# Negril.com Message Board Forums > Living in Jamaica >  Looking for House or Apartment to Rent Negril/Orange Bay/or Sav

## GeeG

Does anyone know of an apartment or house to rent year-around?  Need, 1 or 2bedroom, kitchen, bathroom (concrete and grilled preferable). Furnished would be nice but not totally necessary.  Air and Hot water not necessary but looking for a nice location.  Would appreciate any leads to a nice place. Thanks!

----------


## RastaCrab

www.pointvillage.net has a few listings. There are many others available not appearing in the list. Are you going to be working in the area? You might inquire with your employer about options as well.

----------


## Ben

call mirage on the westend there is a one bed room cottage for rent phone#
876 957 0386

----------


## Sweetness

How long are you looking to rent for?  I can recommend some short term places but if you will be getting a visa and staying longer than 3-6 mths I would have to give you names of some different places.  Also ball park on your budget?  Will you have a car?  For Orange Bay you may need a car unless you rent close to the bike routes.  If you can give more details on your length of stay and budget I think more can help you. You mention "year-round" so not sure if you would have someone watch your place when not on the island?

Oh and welcome to the Board!!!!!!
Bless

----------


## rastagirl777

> call mirage on the westend there is a one bed room cottage for rent phone#
> 876 957 0386


Someone I know looked into that - they are rented through 2012.

----------


## Bnewb

GeeG...you can check out grassrootsnegril.com

RG...there is still a cottage available at Mirage.

----------


## rastagirl777

Really?  That's not what they told my friend.  But what they hey, give them a call, worst they can say is that they are booked through 2012, lol.

**STATED TASK A**
Answer these from the forum thread, one line each:
(i) Which website does RastaCrab say has a few listings?
(ii) Through what year are the Mirage rentals booked, according to what rastagirl777's friend was told?
(iii) What website does Bnewb suggest to GeeG?

**EXTRACTED MATERIAL**
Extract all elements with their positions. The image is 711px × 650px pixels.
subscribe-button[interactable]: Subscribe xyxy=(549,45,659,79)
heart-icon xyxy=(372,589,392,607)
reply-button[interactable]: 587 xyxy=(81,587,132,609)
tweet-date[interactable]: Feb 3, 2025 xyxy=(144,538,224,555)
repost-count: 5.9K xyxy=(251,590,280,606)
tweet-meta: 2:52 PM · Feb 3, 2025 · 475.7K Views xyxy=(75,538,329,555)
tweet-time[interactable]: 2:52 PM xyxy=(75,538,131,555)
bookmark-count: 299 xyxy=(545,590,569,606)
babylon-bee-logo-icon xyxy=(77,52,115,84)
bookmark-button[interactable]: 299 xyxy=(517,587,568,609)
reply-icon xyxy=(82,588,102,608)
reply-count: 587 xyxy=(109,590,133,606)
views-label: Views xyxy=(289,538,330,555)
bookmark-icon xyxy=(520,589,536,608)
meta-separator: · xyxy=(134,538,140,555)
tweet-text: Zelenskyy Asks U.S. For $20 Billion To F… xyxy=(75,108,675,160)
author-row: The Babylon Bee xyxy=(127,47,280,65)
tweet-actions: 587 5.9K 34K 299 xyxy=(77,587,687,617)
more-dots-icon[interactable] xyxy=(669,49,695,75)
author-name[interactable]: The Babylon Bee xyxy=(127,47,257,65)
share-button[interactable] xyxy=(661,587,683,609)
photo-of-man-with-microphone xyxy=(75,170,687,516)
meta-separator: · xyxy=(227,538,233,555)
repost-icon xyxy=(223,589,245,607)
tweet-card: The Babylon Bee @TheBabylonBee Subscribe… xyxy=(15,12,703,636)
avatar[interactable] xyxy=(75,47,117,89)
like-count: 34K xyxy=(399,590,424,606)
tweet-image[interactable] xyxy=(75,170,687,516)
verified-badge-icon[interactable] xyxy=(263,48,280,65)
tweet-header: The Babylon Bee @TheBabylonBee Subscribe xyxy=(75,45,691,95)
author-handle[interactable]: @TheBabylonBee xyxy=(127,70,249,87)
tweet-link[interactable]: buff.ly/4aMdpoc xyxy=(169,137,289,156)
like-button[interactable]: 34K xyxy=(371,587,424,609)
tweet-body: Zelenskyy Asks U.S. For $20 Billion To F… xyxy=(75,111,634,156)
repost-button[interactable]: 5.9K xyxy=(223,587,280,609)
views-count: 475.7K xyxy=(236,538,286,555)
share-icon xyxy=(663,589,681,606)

**STATED TASK B**
Copy the records from their first line up to and including the line that contains "repost-count: 5.9K xyxy=(251,590,280,606)".

**WORKED ANSWER A**
(i) www.pointvillage.net
(ii) 2012
(iii) grassrootsnegril.com

**WORKED ANSWER B**
Extract all elements with their positions. The image is 711px × 650px pixels.
subscribe-button[interactable]: Subscribe xyxy=(549,45,659,79)
heart-icon xyxy=(372,589,392,607)
reply-button[interactable]: 587 xyxy=(81,587,132,609)
tweet-date[interactable]: Feb 3, 2025 xyxy=(144,538,224,555)
repost-count: 5.9K xyxy=(251,590,280,606)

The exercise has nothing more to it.